Repeat the data precisely as given.

━━━━

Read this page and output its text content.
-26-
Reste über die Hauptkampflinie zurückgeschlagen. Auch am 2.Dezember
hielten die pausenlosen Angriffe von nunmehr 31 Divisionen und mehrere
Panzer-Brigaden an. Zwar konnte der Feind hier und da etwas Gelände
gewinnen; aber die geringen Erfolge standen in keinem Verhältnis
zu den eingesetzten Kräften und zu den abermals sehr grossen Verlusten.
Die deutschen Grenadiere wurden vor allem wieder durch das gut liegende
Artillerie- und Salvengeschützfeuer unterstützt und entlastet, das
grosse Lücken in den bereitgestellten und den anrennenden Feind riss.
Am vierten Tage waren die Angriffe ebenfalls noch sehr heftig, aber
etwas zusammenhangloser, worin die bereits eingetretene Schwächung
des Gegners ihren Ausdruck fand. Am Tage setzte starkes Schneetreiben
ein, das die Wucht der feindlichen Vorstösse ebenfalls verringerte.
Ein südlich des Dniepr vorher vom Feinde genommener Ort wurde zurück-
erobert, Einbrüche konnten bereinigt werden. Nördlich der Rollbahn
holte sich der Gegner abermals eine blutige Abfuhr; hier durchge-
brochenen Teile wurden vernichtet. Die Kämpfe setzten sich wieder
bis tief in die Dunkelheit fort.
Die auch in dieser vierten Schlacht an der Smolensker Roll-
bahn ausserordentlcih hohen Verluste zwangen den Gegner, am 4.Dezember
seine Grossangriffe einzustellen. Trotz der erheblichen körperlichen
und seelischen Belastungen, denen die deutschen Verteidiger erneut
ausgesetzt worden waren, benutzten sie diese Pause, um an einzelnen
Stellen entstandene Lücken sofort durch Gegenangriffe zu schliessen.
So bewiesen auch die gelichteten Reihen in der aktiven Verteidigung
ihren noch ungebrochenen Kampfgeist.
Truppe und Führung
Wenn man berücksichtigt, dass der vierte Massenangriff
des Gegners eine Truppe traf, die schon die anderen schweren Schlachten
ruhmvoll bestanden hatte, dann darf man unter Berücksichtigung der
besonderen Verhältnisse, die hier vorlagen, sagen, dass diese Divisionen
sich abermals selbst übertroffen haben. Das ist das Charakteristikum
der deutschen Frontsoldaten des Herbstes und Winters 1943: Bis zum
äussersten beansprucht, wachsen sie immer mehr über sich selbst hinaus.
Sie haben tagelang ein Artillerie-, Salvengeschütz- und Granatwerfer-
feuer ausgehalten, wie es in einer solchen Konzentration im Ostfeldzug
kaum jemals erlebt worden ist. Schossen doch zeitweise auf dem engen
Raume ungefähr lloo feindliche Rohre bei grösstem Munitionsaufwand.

━━━━

■ OUTPUT BELOW:
Read this page and output its text content.
-26-
Reste über die Hauptkampflinie zurückgeschlagen. Auch am 2.Dezember
hielten die pausenlosen Angriffe von nunmehr 31 Divisionen und mehrere
Panzer-Brigaden an. Zwar konnte der Feind hier und da etwas Gelände
gewinnen; aber die geringen Erfolge standen in keinem Verhältnis
zu den eingesetzten Kräften und zu den abermals sehr grossen Verlusten.
Die deutschen Grenadiere wurden vor allem wieder durch das gut liegende
Artillerie- und Salvengeschützfeuer unterstützt und entlastet, das
grosse Lücken in den bereitgestellten und den anrennenden Feind riss.
Am vierten Tage waren die Angriffe ebenfalls noch sehr heftig, aber
etwas zusammenhangloser, worin die bereits eingetretene Schwächung
des Gegners ihren Ausdruck fand. Am Tage setzte starkes Schneetreiben
ein, das die Wucht der feindlichen Vorstösse ebenfalls verringerte.
Ein südlich des Dniepr vorher vom Feinde genommener Ort wurde zurück-
erobert, Einbrüche konnten bereinigt werden. Nördlich der Rollbahn
holte sich der Gegner abermals eine blutige Abfuhr; hier durchge-
brochenen Teile wurden vernichtet. Die Kämpfe setzten sich wieder
bis tief in die Dunkelheit fort.
Die auch in dieser vierten Schlacht an der Smolensker Roll-
bahn ausserordentlcih hohen Verluste zwangen den Gegner, am 4.Dezember
seine Grossangriffe einzustellen. Trotz der erheblichen körperlichen
und seelischen Belastungen, denen die deutschen Verteidiger erneut
ausgesetzt worden waren, benutzten sie diese Pause, um an einzelnen
Stellen entstandene Lücken sofort durch Gegenangriffe zu schliessen.
So bewiesen auch die gelichteten Reihen in der aktiven Verteidigung
ihren noch ungebrochenen Kampfgeist.
Truppe und Führung
Wenn man berücksichtigt, dass der vierte Massenangriff
des Gegners eine Truppe traf, die schon die anderen schweren Schlachten
ruhmvoll bestanden hatte, dann darf man unter Berücksichtigung der
besonderen Verhältnisse, die hier vorlagen, sagen, dass diese Divisionen
sich abermals selbst übertroffen haben. Das ist das Charakteristikum
der deutschen Frontsoldaten des Herbstes und Winters 1943: Bis zum
äussersten beansprucht, wachsen sie immer mehr über sich selbst hinaus.
Sie haben tagelang ein Artillerie-, Salvengeschütz- und Granatwerfer-
feuer ausgehalten, wie es in einer solchen Konzentration im Ostfeldzug
kaum jemals erlebt worden ist. Schossen doch zeitweise auf dem engen
Raume ungefähr lloo feindliche Rohre bei grösstem Munitionsaufwand.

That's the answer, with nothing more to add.